Stored data
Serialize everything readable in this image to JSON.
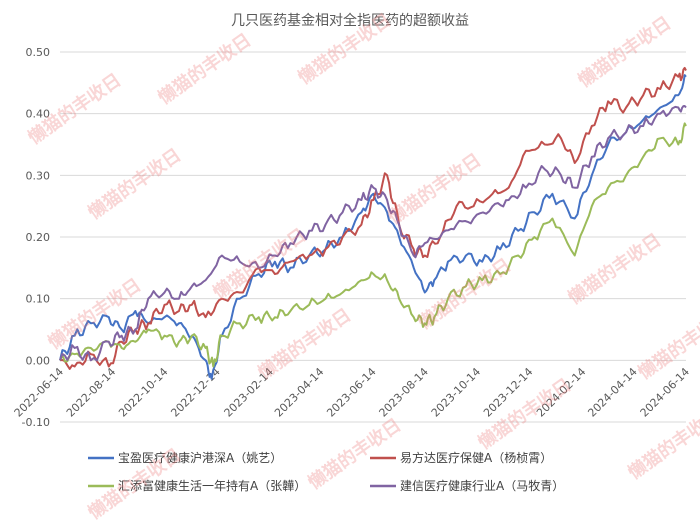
{
  "chart_data": {
    "type": "line",
    "title": "几只医药基金相对全指医药的超额收益",
    "xlabel": "",
    "ylabel": "",
    "ylim": [
      -0.1,
      0.5
    ],
    "yticks": [
      -0.1,
      0.0,
      0.1,
      0.2,
      0.3,
      0.4,
      0.5
    ],
    "ytick_labels": [
      "-0.10",
      "0.00",
      "0.10",
      "0.20",
      "0.30",
      "0.40",
      "0.50"
    ],
    "x_tick_labels": [
      "2022-06-14",
      "2022-08-14",
      "2022-10-14",
      "2022-12-14",
      "2023-02-14",
      "2023-04-14",
      "2023-06-14",
      "2023-08-14",
      "2023-10-14",
      "2023-12-14",
      "2024-02-14",
      "2024-04-14",
      "2024-06-14"
    ],
    "x_range": [
      "2022-06-14",
      "2024-06-14"
    ],
    "grid": "horizontal",
    "legend_position": "bottom",
    "watermark": "懒猫的丰收日",
    "series": [
      {
        "name": "宝盈医疗健康沪港深A（姚艺）",
        "color": "#4472C4",
        "x": [
          "2022-06-14",
          "2022-07-01",
          "2022-07-20",
          "2022-08-10",
          "2022-08-25",
          "2022-09-10",
          "2022-09-25",
          "2022-10-14",
          "2022-10-31",
          "2022-11-15",
          "2022-12-01",
          "2022-12-08",
          "2022-12-20",
          "2023-01-10",
          "2023-02-01",
          "2023-02-20",
          "2023-03-10",
          "2023-04-01",
          "2023-04-20",
          "2023-05-10",
          "2023-06-01",
          "2023-06-15",
          "2023-07-01",
          "2023-07-15",
          "2023-08-01",
          "2023-08-14",
          "2023-08-25",
          "2023-09-10",
          "2023-10-01",
          "2023-10-20",
          "2023-11-10",
          "2023-12-01",
          "2023-12-20",
          "2024-01-10",
          "2024-02-05",
          "2024-02-25",
          "2024-03-15",
          "2024-04-05",
          "2024-04-25",
          "2024-05-15",
          "2024-06-05",
          "2024-06-14"
        ],
        "values": [
          0.0,
          0.04,
          0.06,
          0.07,
          0.05,
          0.08,
          0.06,
          0.07,
          0.06,
          0.04,
          0.0,
          -0.03,
          0.04,
          0.1,
          0.14,
          0.16,
          0.15,
          0.17,
          0.18,
          0.2,
          0.24,
          0.27,
          0.24,
          0.2,
          0.15,
          0.11,
          0.13,
          0.16,
          0.17,
          0.16,
          0.18,
          0.21,
          0.24,
          0.27,
          0.23,
          0.3,
          0.35,
          0.37,
          0.39,
          0.41,
          0.43,
          0.46
        ]
      },
      {
        "name": "易方达医疗保健A（杨桢霄）",
        "color": "#C0504D",
        "x": [
          "2022-06-14",
          "2022-07-01",
          "2022-07-20",
          "2022-08-10",
          "2022-08-25",
          "2022-09-10",
          "2022-09-25",
          "2022-10-14",
          "2022-10-31",
          "2022-11-15",
          "2022-12-01",
          "2022-12-20",
          "2023-01-10",
          "2023-02-01",
          "2023-02-20",
          "2023-03-10",
          "2023-04-01",
          "2023-04-20",
          "2023-05-10",
          "2023-06-01",
          "2023-06-15",
          "2023-07-01",
          "2023-07-15",
          "2023-08-01",
          "2023-08-14",
          "2023-09-01",
          "2023-09-20",
          "2023-10-10",
          "2023-11-01",
          "2023-11-20",
          "2023-12-10",
          "2024-01-01",
          "2024-01-20",
          "2024-02-05",
          "2024-02-25",
          "2024-03-15",
          "2024-04-05",
          "2024-04-25",
          "2024-05-15",
          "2024-06-05",
          "2024-06-14"
        ],
        "values": [
          0.0,
          -0.01,
          0.01,
          -0.01,
          0.03,
          0.05,
          0.06,
          0.09,
          0.08,
          0.09,
          0.07,
          0.1,
          0.11,
          0.15,
          0.14,
          0.16,
          0.17,
          0.18,
          0.2,
          0.22,
          0.26,
          0.3,
          0.22,
          0.18,
          0.17,
          0.2,
          0.25,
          0.25,
          0.27,
          0.28,
          0.34,
          0.35,
          0.36,
          0.32,
          0.38,
          0.42,
          0.41,
          0.43,
          0.44,
          0.46,
          0.47
        ]
      },
      {
        "name": "汇添富健康生活一年持有A（张韡）",
        "color": "#9BBB59",
        "x": [
          "2022-06-14",
          "2022-07-01",
          "2022-07-20",
          "2022-08-10",
          "2022-08-25",
          "2022-09-10",
          "2022-09-25",
          "2022-10-14",
          "2022-10-31",
          "2022-11-15",
          "2022-12-01",
          "2022-12-10",
          "2022-12-20",
          "2023-01-10",
          "2023-02-01",
          "2023-02-20",
          "2023-03-10",
          "2023-04-01",
          "2023-04-20",
          "2023-05-10",
          "2023-06-01",
          "2023-06-15",
          "2023-07-01",
          "2023-07-15",
          "2023-08-01",
          "2023-08-14",
          "2023-08-25",
          "2023-09-10",
          "2023-10-01",
          "2023-10-20",
          "2023-11-10",
          "2023-12-01",
          "2023-12-20",
          "2024-01-10",
          "2024-02-05",
          "2024-02-25",
          "2024-03-15",
          "2024-04-05",
          "2024-04-25",
          "2024-05-15",
          "2024-06-05",
          "2024-06-14"
        ],
        "values": [
          0.0,
          0.01,
          0.02,
          0.03,
          0.02,
          0.03,
          0.05,
          0.04,
          0.03,
          0.04,
          0.02,
          -0.01,
          0.04,
          0.06,
          0.07,
          0.07,
          0.08,
          0.09,
          0.1,
          0.11,
          0.13,
          0.14,
          0.13,
          0.1,
          0.07,
          0.06,
          0.07,
          0.1,
          0.12,
          0.13,
          0.14,
          0.17,
          0.2,
          0.23,
          0.17,
          0.25,
          0.28,
          0.3,
          0.33,
          0.36,
          0.35,
          0.38
        ]
      },
      {
        "name": "建信医疗健康行业A（马牧青）",
        "color": "#8064A2",
        "x": [
          "2022-06-14",
          "2022-07-01",
          "2022-07-20",
          "2022-08-10",
          "2022-08-25",
          "2022-09-10",
          "2022-09-25",
          "2022-10-14",
          "2022-10-31",
          "2022-11-15",
          "2022-12-01",
          "2022-12-20",
          "2023-01-10",
          "2023-02-01",
          "2023-02-20",
          "2023-03-10",
          "2023-04-01",
          "2023-04-20",
          "2023-05-10",
          "2023-06-01",
          "2023-06-15",
          "2023-07-01",
          "2023-07-15",
          "2023-08-01",
          "2023-08-14",
          "2023-09-01",
          "2023-09-20",
          "2023-10-10",
          "2023-11-01",
          "2023-11-20",
          "2023-12-10",
          "2024-01-01",
          "2024-01-20",
          "2024-02-05",
          "2024-02-25",
          "2024-03-15",
          "2024-04-05",
          "2024-04-25",
          "2024-05-15",
          "2024-06-05",
          "2024-06-14"
        ],
        "values": [
          0.0,
          0.02,
          0.0,
          0.03,
          0.04,
          0.05,
          0.1,
          0.11,
          0.1,
          0.12,
          0.13,
          0.17,
          0.16,
          0.15,
          0.17,
          0.19,
          0.21,
          0.22,
          0.24,
          0.26,
          0.28,
          0.26,
          0.22,
          0.17,
          0.19,
          0.2,
          0.22,
          0.23,
          0.25,
          0.26,
          0.28,
          0.31,
          0.3,
          0.28,
          0.33,
          0.36,
          0.37,
          0.38,
          0.4,
          0.41,
          0.41
        ]
      }
    ]
  }
}
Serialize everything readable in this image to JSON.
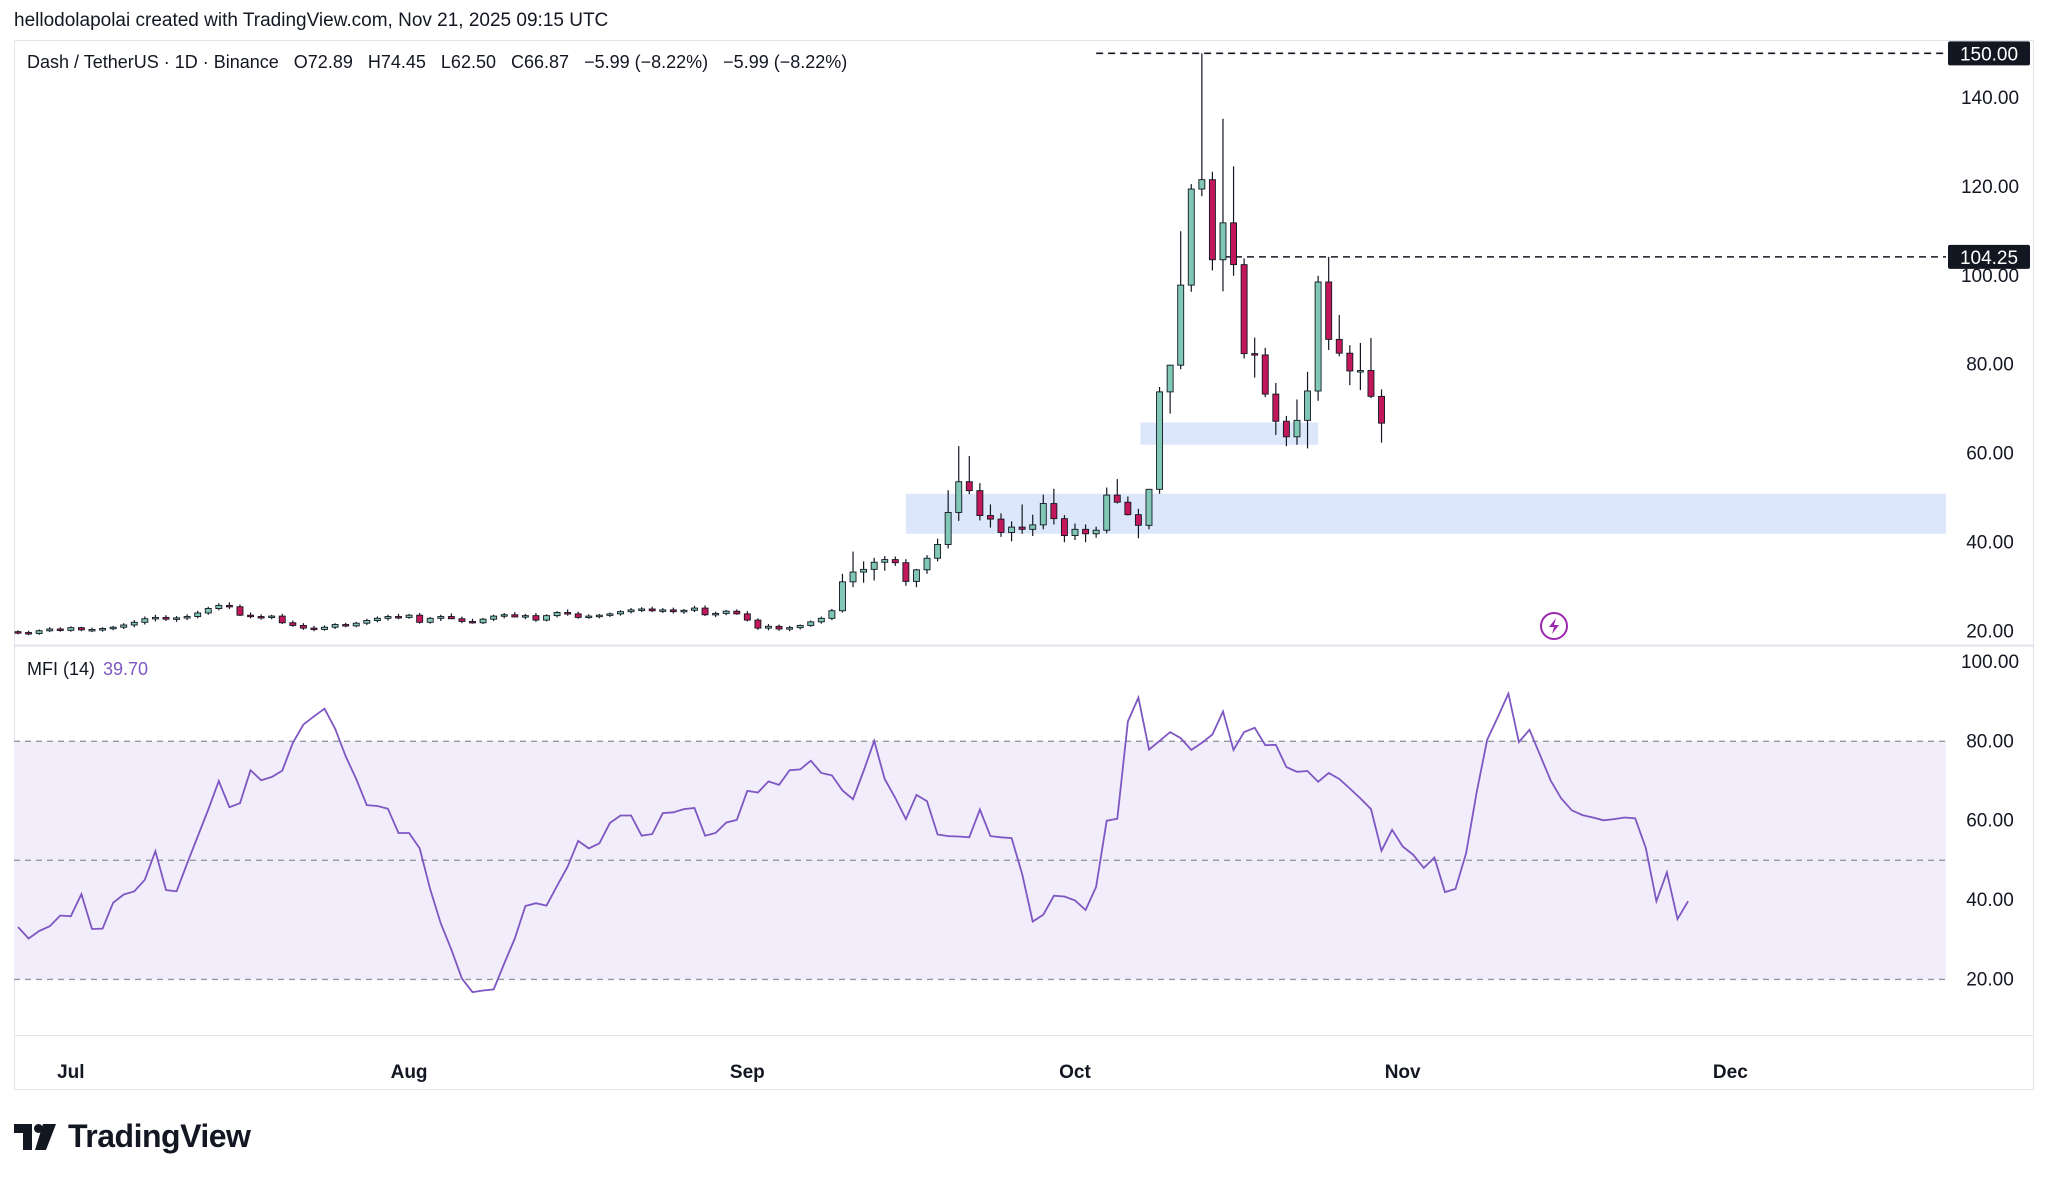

• [WHAT TO PRODUCE] All the lines above are to be reproduced exactly, except the pictures.

• [FULL SOLUTION]
Serialize everything readable in this image to JSON.
{
  "chart_data": {
    "type": "line",
    "title": "几只医药基金相对全指医药的超额收益",
    "xlabel": "",
    "ylabel": "",
    "ylim": [
      -0.1,
      0.5
    ],
    "yticks": [
      -0.1,
      0.0,
      0.1,
      0.2,
      0.3,
      0.4,
      0.5
    ],
    "ytick_labels": [
      "-0.10",
      "0.00",
      "0.10",
      "0.20",
      "0.30",
      "0.40",
      "0.50"
    ],
    "x_tick_labels": [
      "2022-06-14",
      "2022-08-14",
      "2022-10-14",
      "2022-12-14",
      "2023-02-14",
      "2023-04-14",
      "2023-06-14",
      "2023-08-14",
      "2023-10-14",
      "2023-12-14",
      "2024-02-14",
      "2024-04-14",
      "2024-06-14"
    ],
    "x_range": [
      "2022-06-14",
      "2024-06-14"
    ],
    "grid": "horizontal",
    "legend_position": "bottom",
    "watermark": "懒猫的丰收日",
    "series": [
      {
        "name": "宝盈医疗健康沪港深A（姚艺）",
        "color": "#4472C4",
        "x": [
          "2022-06-14",
          "2022-07-01",
          "2022-07-20",
          "2022-08-10",
          "2022-08-25",
          "2022-09-10",
          "2022-09-25",
          "2022-10-14",
          "2022-10-31",
          "2022-11-15",
          "2022-12-01",
          "2022-12-08",
          "2022-12-20",
          "2023-01-10",
          "2023-02-01",
          "2023-02-20",
          "2023-03-10",
          "2023-04-01",
          "2023-04-20",
          "2023-05-10",
          "2023-06-01",
          "2023-06-15",
          "2023-07-01",
          "2023-07-15",
          "2023-08-01",
          "2023-08-14",
          "2023-08-25",
          "2023-09-10",
          "2023-10-01",
          "2023-10-20",
          "2023-11-10",
          "2023-12-01",
          "2023-12-20",
          "2024-01-10",
          "2024-02-05",
          "2024-02-25",
          "2024-03-15",
          "2024-04-05",
          "2024-04-25",
          "2024-05-15",
          "2024-06-05",
          "2024-06-14"
        ],
        "values": [
          0.0,
          0.04,
          0.06,
          0.07,
          0.05,
          0.08,
          0.06,
          0.07,
          0.06,
          0.04,
          0.0,
          -0.03,
          0.04,
          0.1,
          0.14,
          0.16,
          0.15,
          0.17,
          0.18,
          0.2,
          0.24,
          0.27,
          0.24,
          0.2,
          0.15,
          0.11,
          0.13,
          0.16,
          0.17,
          0.16,
          0.18,
          0.21,
          0.24,
          0.27,
          0.23,
          0.3,
          0.35,
          0.37,
          0.39,
          0.41,
          0.43,
          0.46
        ]
      },
      {
        "name": "易方达医疗保健A（杨桢霄）",
        "color": "#C0504D",
        "x": [
          "2022-06-14",
          "2022-07-01",
          "2022-07-20",
          "2022-08-10",
          "2022-08-25",
          "2022-09-10",
          "2022-09-25",
          "2022-10-14",
          "2022-10-31",
          "2022-11-15",
          "2022-12-01",
          "2022-12-20",
          "2023-01-10",
          "2023-02-01",
          "2023-02-20",
          "2023-03-10",
          "2023-04-01",
          "2023-04-20",
          "2023-05-10",
          "2023-06-01",
          "2023-06-15",
          "2023-07-01",
          "2023-07-15",
          "2023-08-01",
          "2023-08-14",
          "2023-09-01",
          "2023-09-20",
          "2023-10-10",
          "2023-11-01",
          "2023-11-20",
          "2023-12-10",
          "2024-01-01",
          "2024-01-20",
          "2024-02-05",
          "2024-02-25",
          "2024-03-15",
          "2024-04-05",
          "2024-04-25",
          "2024-05-15",
          "2024-06-05",
          "2024-06-14"
        ],
        "values": [
          0.0,
          -0.01,
          0.01,
          -0.01,
          0.03,
          0.05,
          0.06,
          0.09,
          0.08,
          0.09,
          0.07,
          0.1,
          0.11,
          0.15,
          0.14,
          0.16,
          0.17,
          0.18,
          0.2,
          0.22,
          0.26,
          0.3,
          0.22,
          0.18,
          0.17,
          0.2,
          0.25,
          0.25,
          0.27,
          0.28,
          0.34,
          0.35,
          0.36,
          0.32,
          0.38,
          0.42,
          0.41,
          0.43,
          0.44,
          0.46,
          0.47
        ]
      },
      {
        "name": "汇添富健康生活一年持有A（张韡）",
        "color": "#9BBB59",
        "x": [
          "2022-06-14",
          "2022-07-01",
          "2022-07-20",
          "2022-08-10",
          "2022-08-25",
          "2022-09-10",
          "2022-09-25",
          "2022-10-14",
          "2022-10-31",
          "2022-11-15",
          "2022-12-01",
          "2022-12-10",
          "2022-12-20",
          "2023-01-10",
          "2023-02-01",
          "2023-02-20",
          "2023-03-10",
          "2023-04-01",
          "2023-04-20",
          "2023-05-10",
          "2023-06-01",
          "2023-06-15",
          "2023-07-01",
          "2023-07-15",
          "2023-08-01",
          "2023-08-14",
          "2023-08-25",
          "2023-09-10",
          "2023-10-01",
          "2023-10-20",
          "2023-11-10",
          "2023-12-01",
          "2023-12-20",
          "2024-01-10",
          "2024-02-05",
          "2024-02-25",
          "2024-03-15",
          "2024-04-05",
          "2024-04-25",
          "2024-05-15",
          "2024-06-05",
          "2024-06-14"
        ],
        "values": [
          0.0,
          0.01,
          0.02,
          0.03,
          0.02,
          0.03,
          0.05,
          0.04,
          0.03,
          0.04,
          0.02,
          -0.01,
          0.04,
          0.06,
          0.07,
          0.07,
          0.08,
          0.09,
          0.1,
          0.11,
          0.13,
          0.14,
          0.13,
          0.1,
          0.07,
          0.06,
          0.07,
          0.1,
          0.12,
          0.13,
          0.14,
          0.17,
          0.2,
          0.23,
          0.17,
          0.25,
          0.28,
          0.3,
          0.33,
          0.36,
          0.35,
          0.38
        ]
      },
      {
        "name": "建信医疗健康行业A（马牧青）",
        "color": "#8064A2",
        "x": [
          "2022-06-14",
          "2022-07-01",
          "2022-07-20",
          "2022-08-10",
          "2022-08-25",
          "2022-09-10",
          "2022-09-25",
          "2022-10-14",
          "2022-10-31",
          "2022-11-15",
          "2022-12-01",
          "2022-12-20",
          "2023-01-10",
          "2023-02-01",
          "2023-02-20",
          "2023-03-10",
          "2023-04-01",
          "2023-04-20",
          "2023-05-10",
          "2023-06-01",
          "2023-06-15",
          "2023-07-01",
          "2023-07-15",
          "2023-08-01",
          "2023-08-14",
          "2023-09-01",
          "2023-09-20",
          "2023-10-10",
          "2023-11-01",
          "2023-11-20",
          "2023-12-10",
          "2024-01-01",
          "2024-01-20",
          "2024-02-05",
          "2024-02-25",
          "2024-03-15",
          "2024-04-05",
          "2024-04-25",
          "2024-05-15",
          "2024-06-05",
          "2024-06-14"
        ],
        "values": [
          0.0,
          0.02,
          0.0,
          0.03,
          0.04,
          0.05,
          0.1,
          0.11,
          0.1,
          0.12,
          0.13,
          0.17,
          0.16,
          0.15,
          0.17,
          0.19,
          0.21,
          0.22,
          0.24,
          0.26,
          0.28,
          0.26,
          0.22,
          0.17,
          0.19,
          0.2,
          0.22,
          0.23,
          0.25,
          0.26,
          0.28,
          0.31,
          0.3,
          0.28,
          0.33,
          0.36,
          0.37,
          0.38,
          0.4,
          0.41,
          0.41
        ]
      }
    ]
  }
}
Serialize everything readable in this image to JSON.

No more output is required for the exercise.